== WHAT THIS TASK INVOLVES ==
State the number of lines that include the string "область", and write nothing else.

-- START --

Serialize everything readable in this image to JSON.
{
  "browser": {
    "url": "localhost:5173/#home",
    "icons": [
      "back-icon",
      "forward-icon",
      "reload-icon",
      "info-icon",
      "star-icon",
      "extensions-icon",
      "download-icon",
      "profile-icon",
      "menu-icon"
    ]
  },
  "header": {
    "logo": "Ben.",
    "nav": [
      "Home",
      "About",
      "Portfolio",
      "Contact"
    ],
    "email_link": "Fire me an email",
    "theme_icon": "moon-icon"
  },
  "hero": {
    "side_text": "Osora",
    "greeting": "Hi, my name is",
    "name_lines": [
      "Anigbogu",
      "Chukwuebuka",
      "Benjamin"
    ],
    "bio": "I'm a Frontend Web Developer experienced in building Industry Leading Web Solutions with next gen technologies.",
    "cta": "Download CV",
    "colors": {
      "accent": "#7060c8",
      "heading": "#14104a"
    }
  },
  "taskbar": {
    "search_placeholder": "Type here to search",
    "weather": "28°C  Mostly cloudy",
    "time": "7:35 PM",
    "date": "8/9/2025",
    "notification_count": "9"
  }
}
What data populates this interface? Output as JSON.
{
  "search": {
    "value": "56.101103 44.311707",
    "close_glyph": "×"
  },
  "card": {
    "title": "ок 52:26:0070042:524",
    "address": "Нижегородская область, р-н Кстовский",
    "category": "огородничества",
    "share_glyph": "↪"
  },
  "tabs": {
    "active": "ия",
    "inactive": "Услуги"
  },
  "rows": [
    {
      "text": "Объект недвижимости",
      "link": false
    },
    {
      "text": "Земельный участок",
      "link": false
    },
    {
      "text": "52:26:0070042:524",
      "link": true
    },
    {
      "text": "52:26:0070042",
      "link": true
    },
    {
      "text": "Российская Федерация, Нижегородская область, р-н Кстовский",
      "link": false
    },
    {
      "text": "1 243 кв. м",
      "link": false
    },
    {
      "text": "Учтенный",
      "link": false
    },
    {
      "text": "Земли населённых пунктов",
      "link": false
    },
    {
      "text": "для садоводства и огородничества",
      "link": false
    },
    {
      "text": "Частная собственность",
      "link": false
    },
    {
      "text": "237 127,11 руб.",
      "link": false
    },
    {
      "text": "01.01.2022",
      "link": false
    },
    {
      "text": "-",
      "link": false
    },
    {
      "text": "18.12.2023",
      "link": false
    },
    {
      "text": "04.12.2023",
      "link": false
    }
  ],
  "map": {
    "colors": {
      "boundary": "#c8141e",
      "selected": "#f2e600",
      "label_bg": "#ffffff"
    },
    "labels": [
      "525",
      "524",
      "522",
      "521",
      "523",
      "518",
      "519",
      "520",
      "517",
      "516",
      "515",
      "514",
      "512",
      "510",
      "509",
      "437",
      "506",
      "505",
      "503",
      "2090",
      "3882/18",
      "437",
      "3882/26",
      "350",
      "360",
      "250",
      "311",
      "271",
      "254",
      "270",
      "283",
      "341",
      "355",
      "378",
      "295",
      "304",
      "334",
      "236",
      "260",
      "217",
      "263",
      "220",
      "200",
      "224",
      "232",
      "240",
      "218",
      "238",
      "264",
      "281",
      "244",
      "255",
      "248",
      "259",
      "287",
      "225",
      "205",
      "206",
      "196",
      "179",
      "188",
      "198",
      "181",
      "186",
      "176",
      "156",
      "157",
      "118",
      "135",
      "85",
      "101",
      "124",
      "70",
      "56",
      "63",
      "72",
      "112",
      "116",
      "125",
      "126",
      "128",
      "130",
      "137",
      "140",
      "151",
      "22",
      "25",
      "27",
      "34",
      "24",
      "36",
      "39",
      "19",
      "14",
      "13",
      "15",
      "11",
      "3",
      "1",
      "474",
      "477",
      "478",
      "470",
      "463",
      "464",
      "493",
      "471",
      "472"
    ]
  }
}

-- END --

== RESULT ==
2